■ Source data ■
[Start]

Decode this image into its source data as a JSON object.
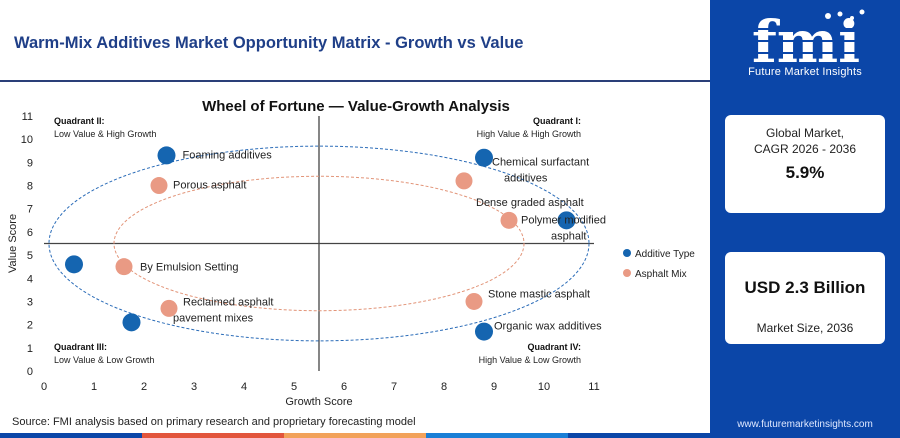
{
  "header": {
    "title": "Warm-Mix Additives Market Opportunity Matrix - Growth vs Value"
  },
  "brand": {
    "logo_text": "fmi",
    "tagline": "Future Market Insights",
    "website": "www.futuremarketinsights.com",
    "color": "#0b46a8"
  },
  "stats": [
    {
      "label_line1": "Global Market,",
      "label_line2": "CAGR 2026 - 2036",
      "value": "5.9%"
    },
    {
      "label": "Market Size, 2036",
      "value": "USD 2.3 Billion"
    }
  ],
  "source": "Source: FMI analysis based on primary research and proprietary forecasting model",
  "footer_colors": [
    "#0b46a8",
    "#e2553c",
    "#f2a25a",
    "#1a7fd6",
    "#0b46a8"
  ],
  "chart_data": {
    "type": "scatter",
    "title": "Wheel of Fortune — Value-Growth Analysis",
    "xlabel": "Growth Score",
    "ylabel": "Value Score",
    "xlim": [
      0,
      11
    ],
    "ylim": [
      0,
      11
    ],
    "xticks": [
      "0",
      "1",
      "2",
      "3",
      "4",
      "5",
      "6",
      "7",
      "8",
      "9",
      "10",
      "11"
    ],
    "yticks": [
      "0",
      "1",
      "2",
      "3",
      "4",
      "5",
      "6",
      "7",
      "8",
      "9",
      "10",
      "11"
    ],
    "divider": {
      "x": 5.5,
      "y": 5.5
    },
    "quadrants": [
      {
        "title": "Quadrant II:",
        "subtitle": "Low Value & High Growth"
      },
      {
        "title": "Quadrant I:",
        "subtitle": "High Value & High Growth"
      },
      {
        "title": "Quadrant III:",
        "subtitle": "Low Value & Low Growth"
      },
      {
        "title": "Quadrant IV:",
        "subtitle": "High Value & Low Growth"
      }
    ],
    "legend": "right",
    "series": [
      {
        "name": "Additive Type",
        "color": "#1565b0",
        "points": [
          {
            "label": "Foaming additives",
            "x": 2.45,
            "y": 9.3
          },
          {
            "label": "Chemical surfactant additives",
            "x": 8.8,
            "y": 9.2
          },
          {
            "label": "",
            "x": 10.45,
            "y": 6.5
          },
          {
            "label": "",
            "x": 0.6,
            "y": 4.6
          },
          {
            "label": "",
            "x": 1.75,
            "y": 2.1
          },
          {
            "label": "Organic wax additives",
            "x": 8.8,
            "y": 1.7
          }
        ]
      },
      {
        "name": "Asphalt Mix",
        "color": "#e99a84",
        "points": [
          {
            "label": "Porous asphalt",
            "x": 2.3,
            "y": 8.0
          },
          {
            "label": "Dense graded asphalt",
            "x": 8.4,
            "y": 8.2
          },
          {
            "label": "Polymer modified asphalt",
            "x": 9.3,
            "y": 6.5
          },
          {
            "label": "By Emulsion Setting",
            "x": 1.6,
            "y": 4.5
          },
          {
            "label": "Reclaimed asphalt pavement mixes",
            "x": 2.5,
            "y": 2.7
          },
          {
            "label": "Stone mastic asphalt",
            "x": 8.6,
            "y": 3.0
          }
        ]
      }
    ]
  }
}
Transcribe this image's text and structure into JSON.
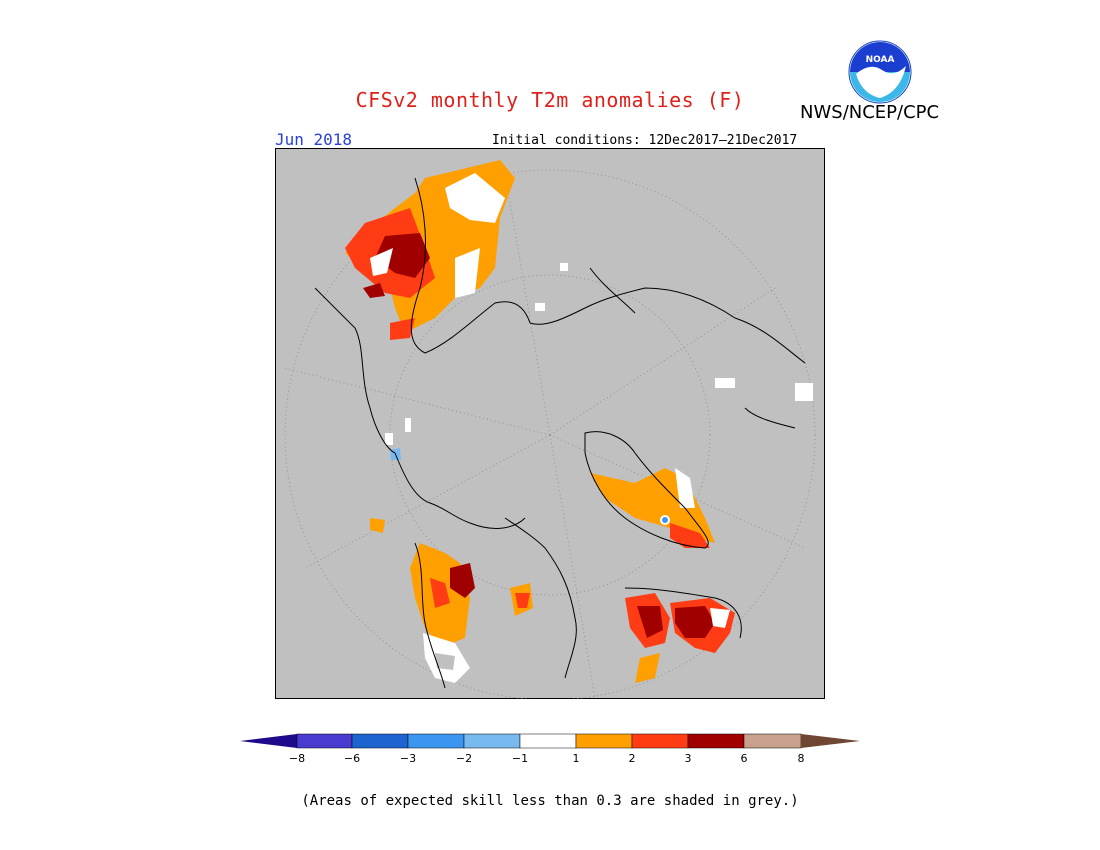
{
  "header": {
    "title": "CFSv2 monthly T2m anomalies (F)",
    "organization": "NWS/NCEP/CPC",
    "logo_text": "NOAA",
    "period": "Jun 2018",
    "initial_conditions": "Initial conditions: 12Dec2017–21Dec2017"
  },
  "legend": {
    "ticks": [
      "−8",
      "−6",
      "−3",
      "−2",
      "−1",
      "1",
      "2",
      "3",
      "6",
      "8"
    ],
    "colors": {
      "lt_minus8": "#1e0a8a",
      "m8_m6": "#4a3bd0",
      "m6_m3": "#1e64d0",
      "m3_m2": "#3c96f0",
      "m2_m1": "#78b9f0",
      "m1_1": "#ffffff",
      "p1_p2": "#ffa000",
      "p2_p3": "#ff3c14",
      "p3_p6": "#a00000",
      "p6_p8": "#c8a08c",
      "gt_8": "#6e4632"
    }
  },
  "map": {
    "projection": "north-polar-stereographic",
    "background_color": "#c0c0c0",
    "coast_color": "#000000"
  },
  "footnote": "(Areas of expected skill less than 0.3 are shaded in grey.)"
}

[End]

■ EXERCISE BRIEF ■
Pull out every line above that holds the word "JSON".

■ TASK ANSWER ■
Decode this image into its source data as a JSON object.
Transcribe this image's text and structure into JSON.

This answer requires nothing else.